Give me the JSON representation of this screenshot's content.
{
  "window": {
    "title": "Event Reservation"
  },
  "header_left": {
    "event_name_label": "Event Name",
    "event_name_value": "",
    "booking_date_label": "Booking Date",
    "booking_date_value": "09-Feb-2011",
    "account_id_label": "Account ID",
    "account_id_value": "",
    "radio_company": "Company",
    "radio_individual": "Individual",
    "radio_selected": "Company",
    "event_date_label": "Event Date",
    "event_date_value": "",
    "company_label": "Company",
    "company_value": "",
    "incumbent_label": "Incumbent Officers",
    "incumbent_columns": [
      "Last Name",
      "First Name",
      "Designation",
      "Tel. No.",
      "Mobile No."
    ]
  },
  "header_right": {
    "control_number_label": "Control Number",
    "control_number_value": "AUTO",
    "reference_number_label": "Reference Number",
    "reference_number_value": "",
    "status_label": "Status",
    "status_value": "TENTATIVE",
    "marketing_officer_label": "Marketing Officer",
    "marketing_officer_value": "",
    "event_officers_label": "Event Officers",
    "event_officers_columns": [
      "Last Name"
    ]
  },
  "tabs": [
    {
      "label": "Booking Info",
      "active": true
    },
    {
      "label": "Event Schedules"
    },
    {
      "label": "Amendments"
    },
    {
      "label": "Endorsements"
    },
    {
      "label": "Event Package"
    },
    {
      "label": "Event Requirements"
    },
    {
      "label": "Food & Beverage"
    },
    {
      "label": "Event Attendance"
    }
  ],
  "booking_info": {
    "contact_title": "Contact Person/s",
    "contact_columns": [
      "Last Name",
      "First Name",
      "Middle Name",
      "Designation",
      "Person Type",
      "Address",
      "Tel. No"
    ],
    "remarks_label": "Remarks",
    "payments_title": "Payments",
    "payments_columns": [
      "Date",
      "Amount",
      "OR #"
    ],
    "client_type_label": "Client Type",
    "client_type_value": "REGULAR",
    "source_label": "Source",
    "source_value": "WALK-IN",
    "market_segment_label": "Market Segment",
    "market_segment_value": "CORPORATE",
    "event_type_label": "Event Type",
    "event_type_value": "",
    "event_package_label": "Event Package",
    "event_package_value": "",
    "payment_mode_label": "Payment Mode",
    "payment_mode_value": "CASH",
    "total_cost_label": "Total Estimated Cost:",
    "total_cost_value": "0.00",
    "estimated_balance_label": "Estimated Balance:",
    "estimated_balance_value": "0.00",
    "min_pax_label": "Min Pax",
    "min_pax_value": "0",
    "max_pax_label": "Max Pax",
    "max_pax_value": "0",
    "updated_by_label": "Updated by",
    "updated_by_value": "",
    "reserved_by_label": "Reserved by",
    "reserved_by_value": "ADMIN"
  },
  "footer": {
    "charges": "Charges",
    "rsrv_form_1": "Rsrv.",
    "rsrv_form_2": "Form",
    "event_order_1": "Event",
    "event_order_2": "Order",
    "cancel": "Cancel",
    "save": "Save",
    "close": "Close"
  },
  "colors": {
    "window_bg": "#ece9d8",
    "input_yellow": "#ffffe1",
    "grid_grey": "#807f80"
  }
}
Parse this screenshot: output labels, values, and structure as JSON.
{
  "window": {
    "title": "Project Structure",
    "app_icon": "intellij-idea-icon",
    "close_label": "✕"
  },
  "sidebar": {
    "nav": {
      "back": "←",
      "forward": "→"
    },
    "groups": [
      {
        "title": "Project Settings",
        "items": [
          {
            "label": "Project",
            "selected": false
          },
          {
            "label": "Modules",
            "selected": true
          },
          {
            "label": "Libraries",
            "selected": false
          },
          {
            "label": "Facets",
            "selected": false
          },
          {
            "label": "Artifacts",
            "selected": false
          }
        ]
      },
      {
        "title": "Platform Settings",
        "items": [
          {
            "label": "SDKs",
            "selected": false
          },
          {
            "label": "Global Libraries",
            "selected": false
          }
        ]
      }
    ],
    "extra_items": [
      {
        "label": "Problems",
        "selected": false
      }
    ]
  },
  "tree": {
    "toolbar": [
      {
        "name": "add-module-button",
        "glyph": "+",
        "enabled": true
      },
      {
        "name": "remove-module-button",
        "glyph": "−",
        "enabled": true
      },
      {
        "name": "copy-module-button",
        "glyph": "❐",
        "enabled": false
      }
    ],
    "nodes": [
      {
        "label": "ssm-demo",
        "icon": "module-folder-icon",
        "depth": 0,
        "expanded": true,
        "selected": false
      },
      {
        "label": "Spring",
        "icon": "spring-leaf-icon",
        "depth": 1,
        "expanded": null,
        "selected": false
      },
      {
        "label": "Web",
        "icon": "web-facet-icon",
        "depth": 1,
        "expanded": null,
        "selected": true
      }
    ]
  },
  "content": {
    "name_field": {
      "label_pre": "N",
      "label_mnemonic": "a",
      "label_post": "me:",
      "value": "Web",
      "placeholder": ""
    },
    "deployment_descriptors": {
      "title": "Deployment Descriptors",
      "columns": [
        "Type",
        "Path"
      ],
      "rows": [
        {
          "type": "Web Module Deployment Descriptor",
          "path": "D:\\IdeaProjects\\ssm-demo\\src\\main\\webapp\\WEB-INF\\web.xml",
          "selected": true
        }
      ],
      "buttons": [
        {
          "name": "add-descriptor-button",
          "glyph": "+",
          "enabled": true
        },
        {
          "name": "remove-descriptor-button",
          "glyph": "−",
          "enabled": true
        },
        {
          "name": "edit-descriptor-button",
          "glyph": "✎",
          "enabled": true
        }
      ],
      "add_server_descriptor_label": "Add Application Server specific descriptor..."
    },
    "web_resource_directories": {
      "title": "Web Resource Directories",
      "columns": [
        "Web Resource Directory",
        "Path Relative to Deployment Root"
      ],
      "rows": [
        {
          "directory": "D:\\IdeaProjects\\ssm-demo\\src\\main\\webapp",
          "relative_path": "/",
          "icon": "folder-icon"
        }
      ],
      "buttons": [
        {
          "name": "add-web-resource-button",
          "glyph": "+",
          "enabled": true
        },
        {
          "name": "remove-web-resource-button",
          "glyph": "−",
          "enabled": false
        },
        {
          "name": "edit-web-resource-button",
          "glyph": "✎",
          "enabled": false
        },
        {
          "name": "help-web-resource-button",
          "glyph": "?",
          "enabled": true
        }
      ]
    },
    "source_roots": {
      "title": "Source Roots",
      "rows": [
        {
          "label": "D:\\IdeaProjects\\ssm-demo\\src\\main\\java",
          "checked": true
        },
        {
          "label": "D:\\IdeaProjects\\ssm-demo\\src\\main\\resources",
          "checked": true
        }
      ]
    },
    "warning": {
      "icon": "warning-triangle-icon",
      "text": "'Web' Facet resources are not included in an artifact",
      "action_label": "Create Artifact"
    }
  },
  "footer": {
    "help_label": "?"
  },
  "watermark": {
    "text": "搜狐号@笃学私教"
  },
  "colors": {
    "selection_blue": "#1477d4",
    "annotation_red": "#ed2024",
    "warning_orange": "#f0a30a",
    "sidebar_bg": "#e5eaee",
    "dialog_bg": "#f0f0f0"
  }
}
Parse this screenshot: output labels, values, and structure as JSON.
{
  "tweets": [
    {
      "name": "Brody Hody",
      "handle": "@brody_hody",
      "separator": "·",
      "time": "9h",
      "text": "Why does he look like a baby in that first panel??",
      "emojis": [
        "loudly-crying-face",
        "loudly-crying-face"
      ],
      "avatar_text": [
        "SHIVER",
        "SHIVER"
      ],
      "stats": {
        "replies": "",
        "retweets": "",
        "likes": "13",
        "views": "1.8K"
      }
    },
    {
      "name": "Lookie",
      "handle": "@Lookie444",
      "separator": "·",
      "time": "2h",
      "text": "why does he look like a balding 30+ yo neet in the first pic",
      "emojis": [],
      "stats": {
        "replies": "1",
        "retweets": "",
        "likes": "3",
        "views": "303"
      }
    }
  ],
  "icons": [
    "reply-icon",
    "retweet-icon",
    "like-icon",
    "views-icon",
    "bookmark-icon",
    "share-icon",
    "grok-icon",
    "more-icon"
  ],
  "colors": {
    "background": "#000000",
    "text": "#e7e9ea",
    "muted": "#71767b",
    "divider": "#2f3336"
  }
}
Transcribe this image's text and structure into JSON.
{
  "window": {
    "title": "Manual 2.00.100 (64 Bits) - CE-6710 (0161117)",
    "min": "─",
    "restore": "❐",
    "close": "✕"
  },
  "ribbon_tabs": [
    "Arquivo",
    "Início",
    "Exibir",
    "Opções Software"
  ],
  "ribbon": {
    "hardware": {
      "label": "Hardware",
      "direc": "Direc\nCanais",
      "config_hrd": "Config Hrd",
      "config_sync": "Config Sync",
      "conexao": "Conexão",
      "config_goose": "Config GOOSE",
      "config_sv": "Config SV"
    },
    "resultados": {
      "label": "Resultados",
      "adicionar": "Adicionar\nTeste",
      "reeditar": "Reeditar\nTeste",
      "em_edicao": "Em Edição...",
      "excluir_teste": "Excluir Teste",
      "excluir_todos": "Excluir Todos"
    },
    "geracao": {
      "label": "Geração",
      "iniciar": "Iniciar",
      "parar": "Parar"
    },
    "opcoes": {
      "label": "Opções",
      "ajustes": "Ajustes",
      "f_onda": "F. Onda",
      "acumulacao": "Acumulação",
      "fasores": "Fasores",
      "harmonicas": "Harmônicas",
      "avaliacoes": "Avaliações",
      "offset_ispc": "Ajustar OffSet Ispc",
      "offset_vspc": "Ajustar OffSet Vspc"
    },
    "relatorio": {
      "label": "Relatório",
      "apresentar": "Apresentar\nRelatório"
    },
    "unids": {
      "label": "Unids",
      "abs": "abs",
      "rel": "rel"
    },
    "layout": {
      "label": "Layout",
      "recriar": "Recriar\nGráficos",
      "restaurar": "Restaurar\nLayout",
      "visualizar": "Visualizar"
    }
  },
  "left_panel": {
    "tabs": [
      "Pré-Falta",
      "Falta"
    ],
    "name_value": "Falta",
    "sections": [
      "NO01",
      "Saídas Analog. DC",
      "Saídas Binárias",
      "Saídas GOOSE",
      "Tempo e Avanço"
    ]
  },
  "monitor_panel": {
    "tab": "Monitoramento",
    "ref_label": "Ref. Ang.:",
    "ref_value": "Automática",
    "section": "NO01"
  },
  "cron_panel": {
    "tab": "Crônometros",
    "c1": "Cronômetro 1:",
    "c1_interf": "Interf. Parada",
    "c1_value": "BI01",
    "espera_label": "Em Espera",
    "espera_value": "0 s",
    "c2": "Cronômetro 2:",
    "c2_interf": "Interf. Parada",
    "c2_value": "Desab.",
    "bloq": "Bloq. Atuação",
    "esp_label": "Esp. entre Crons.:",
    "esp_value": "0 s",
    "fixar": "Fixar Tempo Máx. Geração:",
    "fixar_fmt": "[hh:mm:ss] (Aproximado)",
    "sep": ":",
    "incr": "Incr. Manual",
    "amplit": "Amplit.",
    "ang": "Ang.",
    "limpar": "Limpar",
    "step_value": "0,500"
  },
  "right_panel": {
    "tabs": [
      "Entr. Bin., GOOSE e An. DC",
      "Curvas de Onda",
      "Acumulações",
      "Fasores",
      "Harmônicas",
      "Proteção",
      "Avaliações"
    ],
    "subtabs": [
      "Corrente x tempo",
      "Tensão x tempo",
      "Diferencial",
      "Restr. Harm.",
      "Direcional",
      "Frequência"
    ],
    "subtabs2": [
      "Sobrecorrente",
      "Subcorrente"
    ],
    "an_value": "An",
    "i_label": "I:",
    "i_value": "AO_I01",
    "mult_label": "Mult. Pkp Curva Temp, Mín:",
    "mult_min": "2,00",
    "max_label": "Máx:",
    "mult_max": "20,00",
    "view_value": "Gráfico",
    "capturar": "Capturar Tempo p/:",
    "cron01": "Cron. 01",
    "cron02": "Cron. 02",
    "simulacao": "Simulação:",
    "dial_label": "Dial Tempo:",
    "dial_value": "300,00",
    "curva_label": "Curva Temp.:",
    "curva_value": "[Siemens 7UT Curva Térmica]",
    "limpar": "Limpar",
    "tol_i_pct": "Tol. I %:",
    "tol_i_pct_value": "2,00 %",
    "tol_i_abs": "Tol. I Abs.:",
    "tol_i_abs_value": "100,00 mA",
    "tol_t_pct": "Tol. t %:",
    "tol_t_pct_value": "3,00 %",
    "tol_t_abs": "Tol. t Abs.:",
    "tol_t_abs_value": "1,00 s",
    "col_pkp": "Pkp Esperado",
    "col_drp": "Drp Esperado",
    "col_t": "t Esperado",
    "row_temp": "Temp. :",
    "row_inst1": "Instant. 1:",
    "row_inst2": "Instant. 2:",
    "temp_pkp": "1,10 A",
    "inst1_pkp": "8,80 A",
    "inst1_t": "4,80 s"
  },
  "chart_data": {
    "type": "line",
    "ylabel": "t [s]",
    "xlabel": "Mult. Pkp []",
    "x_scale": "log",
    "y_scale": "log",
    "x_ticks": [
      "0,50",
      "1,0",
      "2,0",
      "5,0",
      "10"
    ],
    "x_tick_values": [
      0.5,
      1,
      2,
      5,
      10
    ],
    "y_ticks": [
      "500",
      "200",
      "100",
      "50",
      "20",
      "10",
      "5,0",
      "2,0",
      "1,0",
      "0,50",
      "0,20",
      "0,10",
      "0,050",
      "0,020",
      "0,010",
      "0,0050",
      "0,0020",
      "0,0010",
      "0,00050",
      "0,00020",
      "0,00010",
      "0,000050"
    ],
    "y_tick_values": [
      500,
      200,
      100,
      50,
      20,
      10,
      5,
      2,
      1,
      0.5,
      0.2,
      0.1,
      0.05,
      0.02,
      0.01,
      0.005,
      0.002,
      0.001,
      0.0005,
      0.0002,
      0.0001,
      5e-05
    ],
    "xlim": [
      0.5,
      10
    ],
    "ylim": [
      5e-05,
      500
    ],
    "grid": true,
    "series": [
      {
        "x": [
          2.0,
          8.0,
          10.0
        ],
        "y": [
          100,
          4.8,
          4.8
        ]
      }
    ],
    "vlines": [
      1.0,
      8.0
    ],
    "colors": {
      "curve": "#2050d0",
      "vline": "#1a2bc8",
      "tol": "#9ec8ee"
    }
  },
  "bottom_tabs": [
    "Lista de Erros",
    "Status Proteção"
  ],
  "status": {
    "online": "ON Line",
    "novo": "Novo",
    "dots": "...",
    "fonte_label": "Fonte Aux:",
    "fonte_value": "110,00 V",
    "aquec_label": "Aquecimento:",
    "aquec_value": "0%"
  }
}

■ ■ ■ ■ ■

Pick out the lines that include the word "handle" and write them out.

[Answer for this exercise]
      "handle": "@brody_hody",
      "handle": "@Lookie444",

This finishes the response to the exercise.